Dataset entries
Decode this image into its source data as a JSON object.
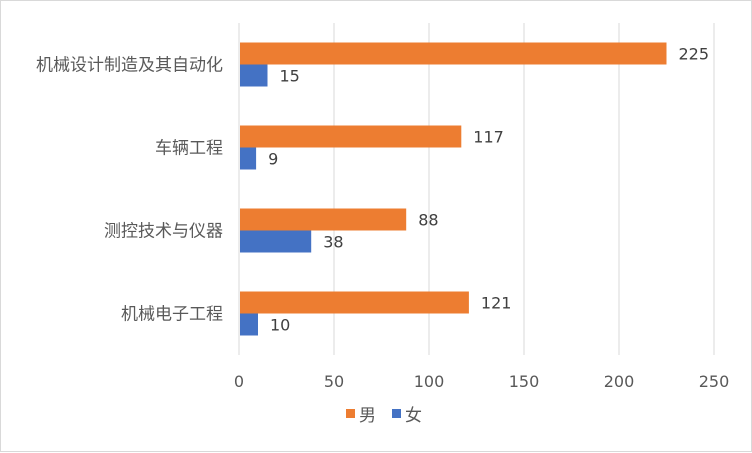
{
  "chart_data": {
    "type": "bar",
    "orientation": "horizontal",
    "categories": [
      "机械设计制造及其自动化",
      "车辆工程",
      "测控技术与仪器",
      "机械电子工程"
    ],
    "series": [
      {
        "name": "男",
        "color": "#ED7D31",
        "values": [
          225,
          117,
          88,
          121
        ]
      },
      {
        "name": "女",
        "color": "#4472C4",
        "values": [
          15,
          9,
          38,
          10
        ]
      }
    ],
    "x_ticks": [
      0,
      50,
      100,
      150,
      200,
      250
    ],
    "xlim": [
      0,
      250
    ],
    "grid": "vertical",
    "legend_position": "bottom",
    "title": "",
    "xlabel": "",
    "ylabel": ""
  }
}
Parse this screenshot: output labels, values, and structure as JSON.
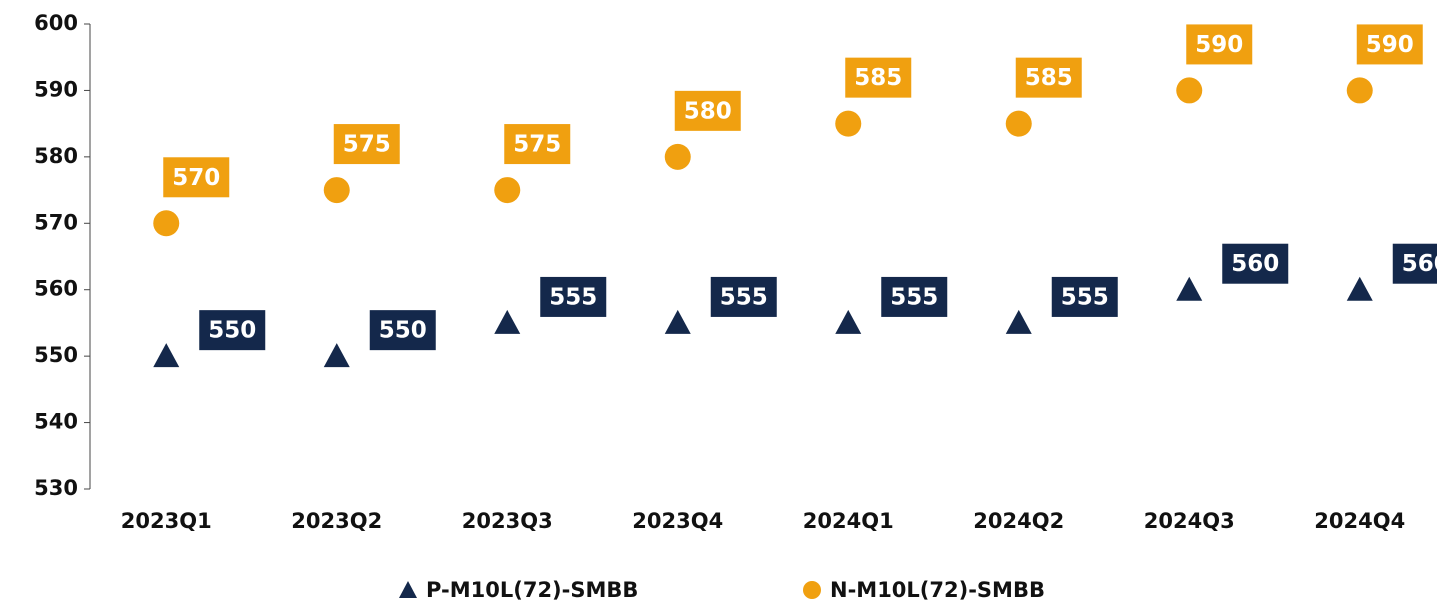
{
  "chart_data": {
    "type": "scatter",
    "categories": [
      "2023Q1",
      "2023Q2",
      "2023Q3",
      "2023Q4",
      "2024Q1",
      "2024Q2",
      "2024Q3",
      "2024Q4"
    ],
    "series": [
      {
        "name": "P-M10L(72)-SMBB",
        "color": "#14284b",
        "marker": "triangle",
        "values": [
          550,
          550,
          555,
          555,
          555,
          555,
          560,
          560
        ]
      },
      {
        "name": "N-M10L(72)-SMBB",
        "color": "#f0a010",
        "marker": "circle",
        "values": [
          570,
          575,
          575,
          580,
          585,
          585,
          590,
          590
        ]
      }
    ],
    "ylim": [
      530,
      600
    ],
    "yticks": [
      530,
      540,
      550,
      560,
      570,
      580,
      590,
      600
    ],
    "legend": "bottom"
  }
}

:: Aim ::
Using the data above, say how many lines include "JSON". No other reply is needed.

:: Full answer ::
2